• REQUEST
Set down the full listing exactly as given. Any pictures are to be left out.

• SUPPLIED RECORDS
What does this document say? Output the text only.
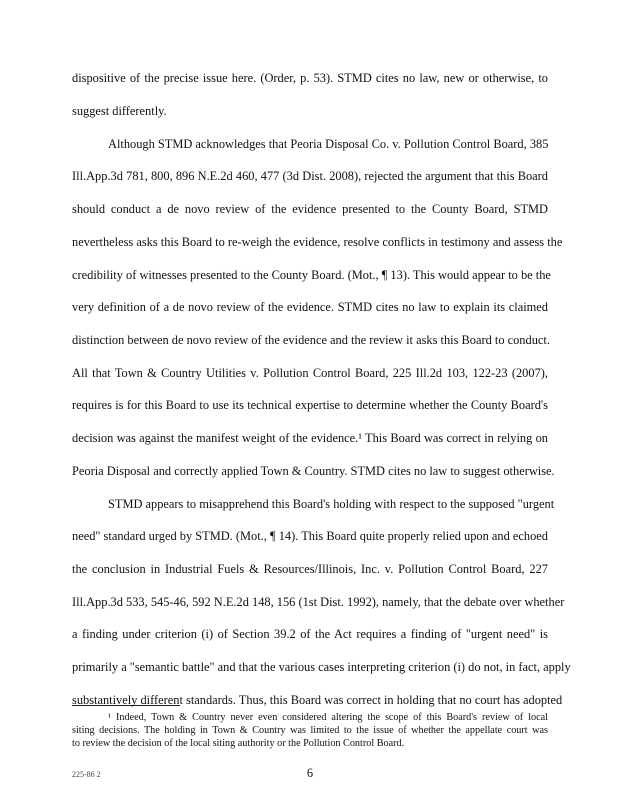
dispositive of the precise issue here. (Order, p. 53). STMD cites no law, new or otherwise, to
suggest differently.
Although STMD acknowledges that Peoria Disposal Co. v. Pollution Control Board, 385
Ill.App.3d 781, 800, 896 N.E.2d 460, 477 (3d Dist. 2008), rejected the argument that this Board
should conduct a de novo review of the evidence presented to the County Board, STMD
nevertheless asks this Board to re-weigh the evidence, resolve conflicts in testimony and assess the
credibility of witnesses presented to the County Board. (Mot., ¶ 13). This would appear to be the
very definition of a de novo review of the evidence. STMD cites no law to explain its claimed
distinction between de novo review of the evidence and the review it asks this Board to conduct.
All that Town & Country Utilities v. Pollution Control Board, 225 Ill.2d 103, 122-23 (2007),
requires is for this Board to use its technical expertise to determine whether the County Board's
decision was against the manifest weight of the evidence.¹ This Board was correct in relying on
Peoria Disposal and correctly applied Town & Country. STMD cites no law to suggest otherwise.
STMD appears to misapprehend this Board's holding with respect to the supposed "urgent
need" standard urged by STMD. (Mot., ¶ 14). This Board quite properly relied upon and echoed
the conclusion in Industrial Fuels & Resources/Illinois, Inc. v. Pollution Control Board, 227
Ill.App.3d 533, 545-46, 592 N.E.2d 148, 156 (1st Dist. 1992), namely, that the debate over whether
a finding under criterion (i) of Section 39.2 of the Act requires a finding of "urgent need" is
primarily a "semantic battle" and that the various cases interpreting criterion (i) do not, in fact, apply
substantively different standards. Thus, this Board was correct in holding that no court has adopted
¹ Indeed, Town & Country never even considered altering the scope of this Board's review of local
siting decisions. The holding in Town & Country was limited to the issue of whether the appellate court was
to review the decision of the local siting authority or the Pollution Control Board.
225-86 2	6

• OUTPUT FOR THIS TASK
What does this document say? Output the text only.
dispositive of the precise issue here. (Order, p. 53). STMD cites no law, new or otherwise, to
suggest differently.
Although STMD acknowledges that Peoria Disposal Co. v. Pollution Control Board, 385
Ill.App.3d 781, 800, 896 N.E.2d 460, 477 (3d Dist. 2008), rejected the argument that this Board
should conduct a de novo review of the evidence presented to the County Board, STMD
nevertheless asks this Board to re-weigh the evidence, resolve conflicts in testimony and assess the
credibility of witnesses presented to the County Board. (Mot., ¶ 13). This would appear to be the
very definition of a de novo review of the evidence. STMD cites no law to explain its claimed
distinction between de novo review of the evidence and the review it asks this Board to conduct.
All that Town & Country Utilities v. Pollution Control Board, 225 Ill.2d 103, 122-23 (2007),
requires is for this Board to use its technical expertise to determine whether the County Board's
decision was against the manifest weight of the evidence.¹ This Board was correct in relying on
Peoria Disposal and correctly applied Town & Country. STMD cites no law to suggest otherwise.
STMD appears to misapprehend this Board's holding with respect to the supposed "urgent
need" standard urged by STMD. (Mot., ¶ 14). This Board quite properly relied upon and echoed
the conclusion in Industrial Fuels & Resources/Illinois, Inc. v. Pollution Control Board, 227
Ill.App.3d 533, 545-46, 592 N.E.2d 148, 156 (1st Dist. 1992), namely, that the debate over whether
a finding under criterion (i) of Section 39.2 of the Act requires a finding of "urgent need" is
primarily a "semantic battle" and that the various cases interpreting criterion (i) do not, in fact, apply
substantively different standards. Thus, this Board was correct in holding that no court has adopted
¹ Indeed, Town & Country never even considered altering the scope of this Board's review of local
siting decisions. The holding in Town & Country was limited to the issue of whether the appellate court was
to review the decision of the local siting authority or the Pollution Control Board.
225-86 2	6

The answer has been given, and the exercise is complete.